### What needs to be done
In the records below, find the line with "Read this page and output its text content." and repeat it and every line after it, exactly, without any pictures.

### Source data
────────────────
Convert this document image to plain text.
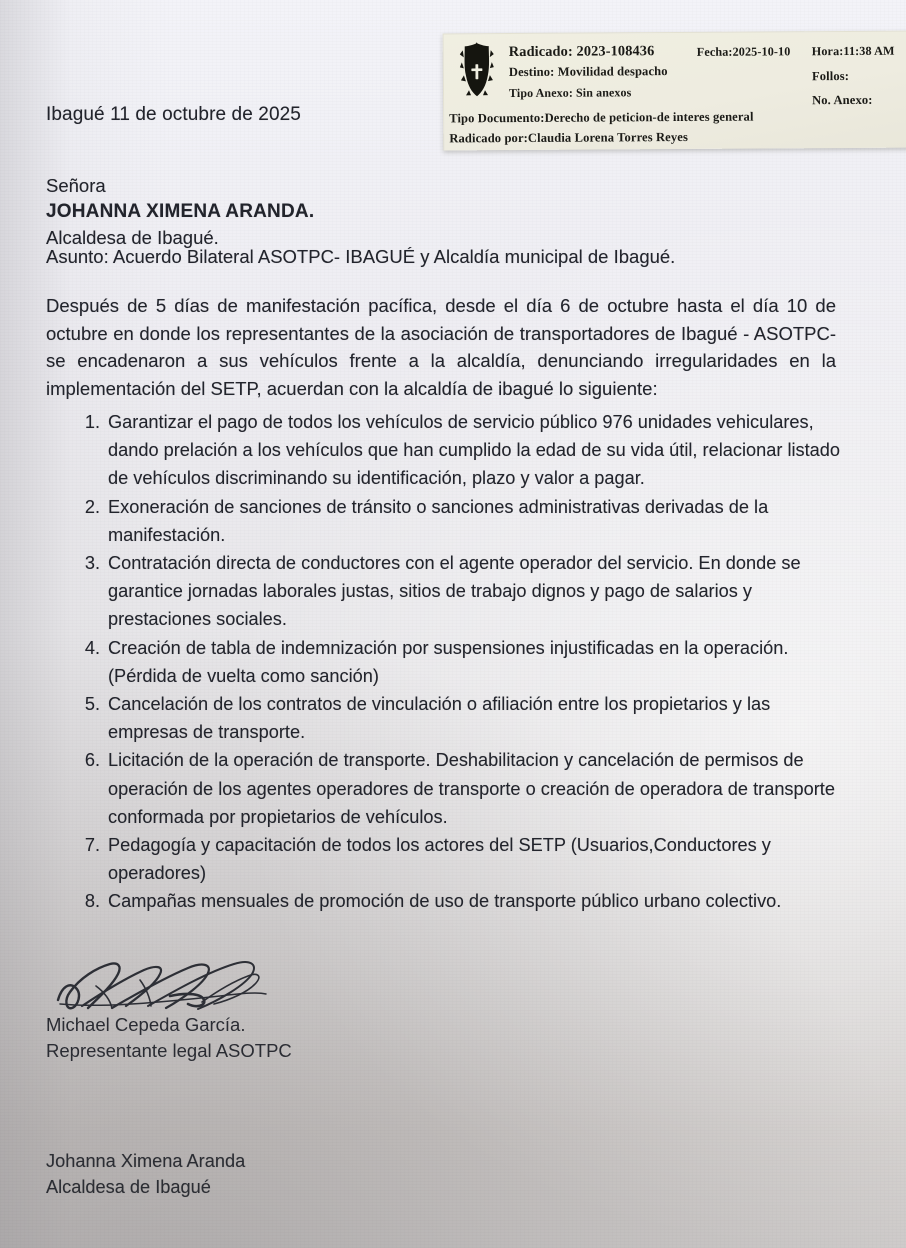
Radicado: 2023-108436
Destino: Movilidad despacho
Tipo Anexo: Sin anexos
Fecha:2025-10-10 Hora:11:38 AM
Follos:
No. Anexo:
Tipo Documento:Derecho de peticion-de interes general
Radicado por:Claudia Lorena Torres Reyes
Ibagué 11 de octubre de 2025
Señora
JOHANNA XIMENA ARANDA.
Alcaldesa de Ibagué.
Asunto: Acuerdo Bilateral ASOTPC- IBAGUÉ y Alcaldía municipal de Ibagué.
Después de 5 días de manifestación pacífica, desde el día 6 de octubre hasta el día 10 de octubre en donde los representantes de la asociación de transportadores de Ibagué - ASOTPC- se encadenaron a sus vehículos frente a la alcaldía, denunciando irregularidades en la implementación del SETP, acuerdan con la alcaldía de ibagué lo siguiente:
1. Garantizar el pago de todos los vehículos de servicio público 976 unidades vehiculares, dando prelación a los vehículos que han cumplido la edad de su vida útil, relacionar listado de vehículos discriminando su identificación, plazo y valor a pagar.
2. Exoneración de sanciones de tránsito o sanciones administrativas derivadas de la manifestación.
3. Contratación directa de conductores con el agente operador del servicio. En donde se garantice jornadas laborales justas, sitios de trabajo dignos y pago de salarios y prestaciones sociales.
4. Creación de tabla de indemnización por suspensiones injustificadas en la operación. (Pérdida de vuelta como sanción)
5. Cancelación de los contratos de vinculación o afiliación entre los propietarios y las empresas de transporte.
6. Licitación de la operación de transporte. Deshabilitacion y cancelación de permisos de operación de los agentes operadores de transporte o creación de operadora de transporte conformada por propietarios de vehículos.
7. Pedagogía y capacitación de todos los actores del SETP (Usuarios,Conductores y operadores)
8. Campañas mensuales de promoción de uso de transporte público urbano colectivo.
Michael Cepeda García.
Representante legal ASOTPC
Johanna Ximena Aranda
Alcaldesa de Ibagué
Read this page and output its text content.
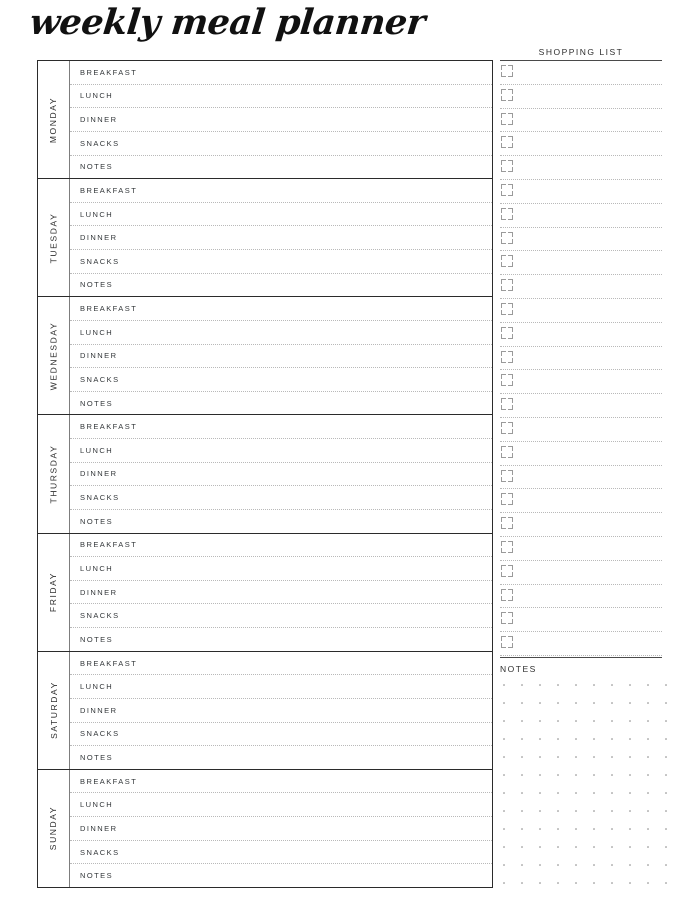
weekly meal planner
MONDAY
BREAKFAST
LUNCH
DINNER
SNACKS
NOTES
TUESDAY
BREAKFAST
LUNCH
DINNER
SNACKS
NOTES
WEDNESDAY
BREAKFAST
LUNCH
DINNER
SNACKS
NOTES
THURSDAY
BREAKFAST
LUNCH
DINNER
SNACKS
NOTES
FRIDAY
BREAKFAST
LUNCH
DINNER
SNACKS
NOTES
SATURDAY
BREAKFAST
LUNCH
DINNER
SNACKS
NOTES
SUNDAY
BREAKFAST
LUNCH
DINNER
SNACKS
NOTES
SHOPPING LIST
NOTES
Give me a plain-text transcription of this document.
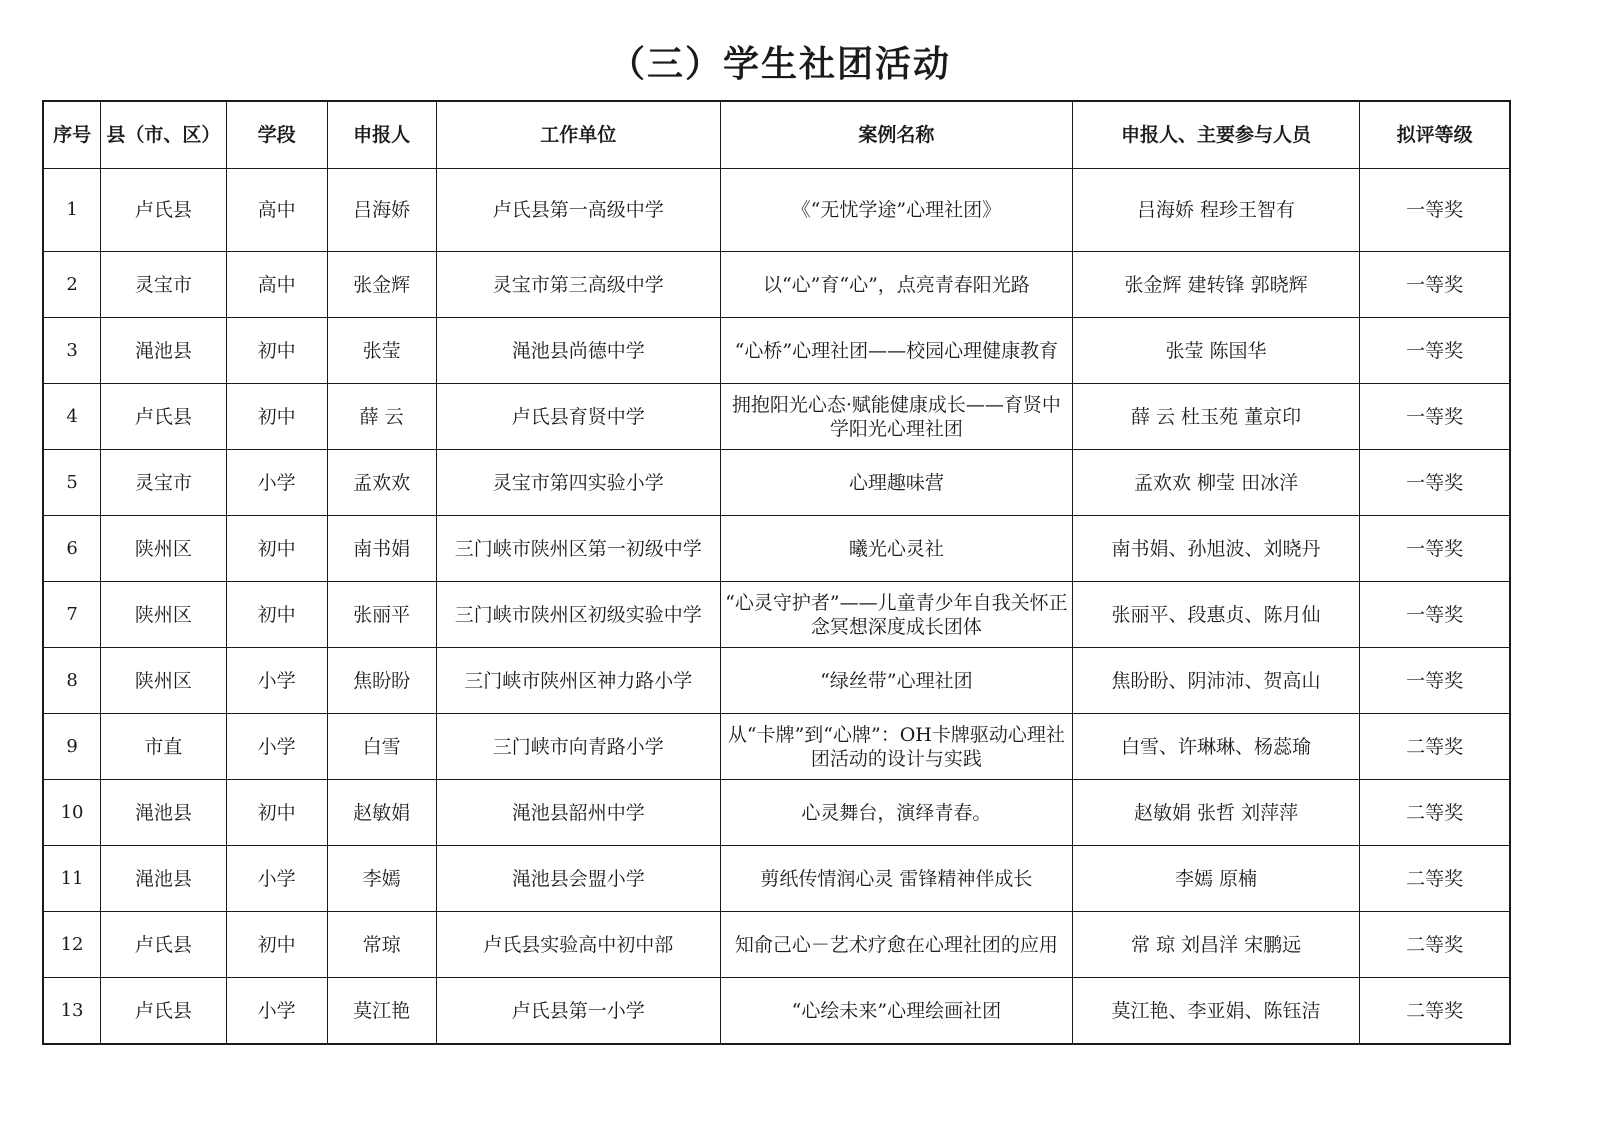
（三）学生社团活动
序号	县（市、区）	学段	申报人	工作单位	案例名称	申报人、主要参与人员	拟评等级
1	卢氏县	高中	吕海娇	卢氏县第一高级中学	《“无忧学途”心理社团》	吕海娇 程珍王智有	一等奖
2	灵宝市	高中	张金辉	灵宝市第三高级中学	以“心”育“心”，点亮青春阳光路	张金辉 建转锋 郭晓辉	一等奖
3	渑池县	初中	张莹	渑池县尚德中学	“心桥”心理社团——校园心理健康教育	张莹 陈国华	一等奖
4	卢氏县	初中	薛 云	卢氏县育贤中学	拥抱阳光心态·赋能健康成长——育贤中学阳光心理社团	薛 云 杜玉苑 董京印	一等奖
5	灵宝市	小学	孟欢欢	灵宝市第四实验小学	心理趣味营	孟欢欢 柳莹 田冰洋	一等奖
6	陕州区	初中	南书娟	三门峡市陕州区第一初级中学	曦光心灵社	南书娟、孙旭波、刘晓丹	一等奖
7	陕州区	初中	张丽平	三门峡市陕州区初级实验中学	“心灵守护者”——儿童青少年自我关怀正念冥想深度成长团体	张丽平、段惠贞、陈月仙	一等奖
8	陕州区	小学	焦盼盼	三门峡市陕州区神力路小学	“绿丝带”心理社团	焦盼盼、阴沛沛、贺高山	一等奖
9	市直	小学	白雪	三门峡市向青路小学	从“卡牌”到“心牌”：OH卡牌驱动心理社团活动的设计与实践	白雪、许琳琳、杨蕊瑜	二等奖
10	渑池县	初中	赵敏娟	渑池县韶州中学	心灵舞台，演绎青春。	赵敏娟 张哲 刘萍萍	二等奖
11	渑池县	小学	李嫣	渑池县会盟小学	剪纸传情润心灵 雷锋精神伴成长	李嫣 原楠	二等奖
12	卢氏县	初中	常琼	卢氏县实验高中初中部	知俞己心－艺术疗愈在心理社团的应用	常 琼 刘昌洋 宋鹏远	二等奖
13	卢氏县	小学	莫江艳	卢氏县第一小学	“心绘未来”心理绘画社团	莫江艳、李亚娟、陈钰洁	二等奖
────────────────
### Answer to the exercise
Read this page and output its text content.
weekly meal planner
MONDAY
BREAKFAST
LUNCH
DINNER
SNACKS
NOTES
TUESDAY
BREAKFAST
LUNCH
DINNER
SNACKS
NOTES
WEDNESDAY
BREAKFAST
LUNCH
DINNER
SNACKS
NOTES
THURSDAY
BREAKFAST
LUNCH
DINNER
SNACKS
NOTES
FRIDAY
BREAKFAST
LUNCH
DINNER
SNACKS
NOTES
SATURDAY
BREAKFAST
LUNCH
DINNER
SNACKS
NOTES
SUNDAY
BREAKFAST
LUNCH
DINNER
SNACKS
NOTES
SHOPPING LIST
NOTES
Give me a plain-text transcription of this document.
（三）学生社团活动
序号	县（市、区）	学段	申报人	工作单位	案例名称	申报人、主要参与人员	拟评等级
1	卢氏县	高中	吕海娇	卢氏县第一高级中学	《“无忧学途”心理社团》	吕海娇 程珍王智有	一等奖
2	灵宝市	高中	张金辉	灵宝市第三高级中学	以“心”育“心”，点亮青春阳光路	张金辉 建转锋 郭晓辉	一等奖
3	渑池县	初中	张莹	渑池县尚德中学	“心桥”心理社团——校园心理健康教育	张莹 陈国华	一等奖
4	卢氏县	初中	薛 云	卢氏县育贤中学	拥抱阳光心态·赋能健康成长——育贤中学阳光心理社团	薛 云 杜玉苑 董京印	一等奖
5	灵宝市	小学	孟欢欢	灵宝市第四实验小学	心理趣味营	孟欢欢 柳莹 田冰洋	一等奖
6	陕州区	初中	南书娟	三门峡市陕州区第一初级中学	曦光心灵社	南书娟、孙旭波、刘晓丹	一等奖
7	陕州区	初中	张丽平	三门峡市陕州区初级实验中学	“心灵守护者”——儿童青少年自我关怀正念冥想深度成长团体	张丽平、段惠贞、陈月仙	一等奖
8	陕州区	小学	焦盼盼	三门峡市陕州区神力路小学	“绿丝带”心理社团	焦盼盼、阴沛沛、贺高山	一等奖
9	市直	小学	白雪	三门峡市向青路小学	从“卡牌”到“心牌”：OH卡牌驱动心理社团活动的设计与实践	白雪、许琳琳、杨蕊瑜	二等奖
10	渑池县	初中	赵敏娟	渑池县韶州中学	心灵舞台，演绎青春。	赵敏娟 张哲 刘萍萍	二等奖
11	渑池县	小学	李嫣	渑池县会盟小学	剪纸传情润心灵 雷锋精神伴成长	李嫣 原楠	二等奖
12	卢氏县	初中	常琼	卢氏县实验高中初中部	知俞己心－艺术疗愈在心理社团的应用	常 琼 刘昌洋 宋鹏远	二等奖
13	卢氏县	小学	莫江艳	卢氏县第一小学	“心绘未来”心理绘画社团	莫江艳、李亚娟、陈钰洁	二等奖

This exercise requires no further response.